● **BLOCCO DI TESTO**:
—————
La banca, la crisi, e le pentole





Sono andato più di una volta a sentire le presentazioni pubbliche dove la banca dove ho messo i miei risparmi fa parlare degli esperti di finanza. Pur nei limiti di questo tipo di cose, spesso ho trovato che questi esperti mi hanno dato delle utili dritte, raccontando cose che poi si sono verificate sul serio.

Così, l'altra sera sono andato a sentire un'altra di queste presentazioni. Vi dirò francamente, è stata un disastro totale. Non che non ce l'avessero messa tutta. C'era il loro mega-presidente, un professore universitario, due giornalisti finanziari, tutti belli incravattati e microfonati. E sono riusciti a dare l'impressione di essere dei venditori di pentole a una sagra di paese.

Il problema è che le banche sono sempre vissute su questa idea che ti regalano qualcosa, un po' come Babbo Natale. Tu gli dai 1000 lire, dopo un po' di tempo te ne rendono 2000. Vi ricordate quando c'erano i buoni postali "fruttiferi"? Ma ora, tutto è cambiato: siamo ai tassi negativi. Ed è difficile per la banca spiegare ai clienti come mai se tu gli dai 1000 euro, dopo un po' loro te ne rendono 500. E' come accorgersi che Babbo Natale non solo non ti ha portato regali, ma ti ha anche svaligiato il frigorifero.
—————
● **CONSEGNA**:
Riscrivi in forma più breve il paragrafo del testo sulla banca e la crisi che inizia con "Il problema è che le banche", mantenendone i fatti principali. Per questo compito i record non vengono utilizzati.

● **MATERIALE FORNITO**:
—————
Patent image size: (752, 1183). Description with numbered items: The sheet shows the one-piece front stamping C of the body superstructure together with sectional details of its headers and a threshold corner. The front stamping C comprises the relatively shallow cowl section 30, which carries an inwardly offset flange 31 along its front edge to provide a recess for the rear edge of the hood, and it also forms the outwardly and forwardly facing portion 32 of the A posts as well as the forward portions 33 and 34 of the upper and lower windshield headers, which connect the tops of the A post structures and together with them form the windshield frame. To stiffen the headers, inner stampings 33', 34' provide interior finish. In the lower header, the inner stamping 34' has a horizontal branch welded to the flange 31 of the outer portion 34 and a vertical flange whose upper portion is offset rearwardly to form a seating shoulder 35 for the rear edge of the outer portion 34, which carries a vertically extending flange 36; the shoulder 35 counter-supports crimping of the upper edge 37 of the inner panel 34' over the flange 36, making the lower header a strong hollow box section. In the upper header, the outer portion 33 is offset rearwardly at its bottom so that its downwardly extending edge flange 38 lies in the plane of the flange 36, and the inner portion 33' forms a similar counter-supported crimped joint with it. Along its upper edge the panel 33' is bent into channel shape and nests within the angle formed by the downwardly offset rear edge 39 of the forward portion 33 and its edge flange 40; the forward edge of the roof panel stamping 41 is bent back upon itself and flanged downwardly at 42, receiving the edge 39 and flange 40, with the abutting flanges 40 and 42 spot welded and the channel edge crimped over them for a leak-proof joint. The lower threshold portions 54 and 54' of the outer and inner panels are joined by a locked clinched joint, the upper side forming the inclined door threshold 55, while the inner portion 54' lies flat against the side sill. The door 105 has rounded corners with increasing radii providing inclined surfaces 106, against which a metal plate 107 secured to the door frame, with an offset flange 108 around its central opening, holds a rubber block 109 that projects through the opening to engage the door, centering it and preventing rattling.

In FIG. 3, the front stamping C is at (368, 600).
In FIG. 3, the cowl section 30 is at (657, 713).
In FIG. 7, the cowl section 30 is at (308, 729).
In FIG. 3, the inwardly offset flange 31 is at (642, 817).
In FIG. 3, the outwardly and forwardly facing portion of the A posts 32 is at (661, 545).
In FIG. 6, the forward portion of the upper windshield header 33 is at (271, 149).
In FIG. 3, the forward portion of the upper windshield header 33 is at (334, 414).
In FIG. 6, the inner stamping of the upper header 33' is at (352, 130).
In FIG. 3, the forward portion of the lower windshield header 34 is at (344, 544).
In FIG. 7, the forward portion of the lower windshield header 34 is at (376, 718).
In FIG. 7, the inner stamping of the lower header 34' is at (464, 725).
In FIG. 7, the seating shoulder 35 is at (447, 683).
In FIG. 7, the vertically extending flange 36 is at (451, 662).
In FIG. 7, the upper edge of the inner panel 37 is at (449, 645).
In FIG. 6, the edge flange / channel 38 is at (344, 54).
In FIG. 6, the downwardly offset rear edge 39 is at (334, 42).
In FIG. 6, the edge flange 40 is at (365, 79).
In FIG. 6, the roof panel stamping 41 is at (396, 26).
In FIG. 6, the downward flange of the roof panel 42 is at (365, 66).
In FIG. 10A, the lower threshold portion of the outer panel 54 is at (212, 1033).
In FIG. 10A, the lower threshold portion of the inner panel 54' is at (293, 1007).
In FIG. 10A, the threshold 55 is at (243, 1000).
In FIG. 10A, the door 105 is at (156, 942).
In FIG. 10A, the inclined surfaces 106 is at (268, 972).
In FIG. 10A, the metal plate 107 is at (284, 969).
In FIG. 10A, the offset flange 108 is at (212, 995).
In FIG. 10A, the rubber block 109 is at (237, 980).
—————
● **ESERCIZIO SVOLTO**:
Le banche si sono sempre basate sull'idea di regalare qualcosa, come Babbo Natale: depositavi 1000 lire e col tempo ne riavevi 2000, come con i buoni postali "fruttiferi". Con i tassi negativi, però, la banca fatica a spiegare perché, depositando 1000 euro, col tempo se ne riavranno 500. È come scoprire che Babbo Natale non solo non ha portato regali, ma ha anche svaligiato il frigorifero.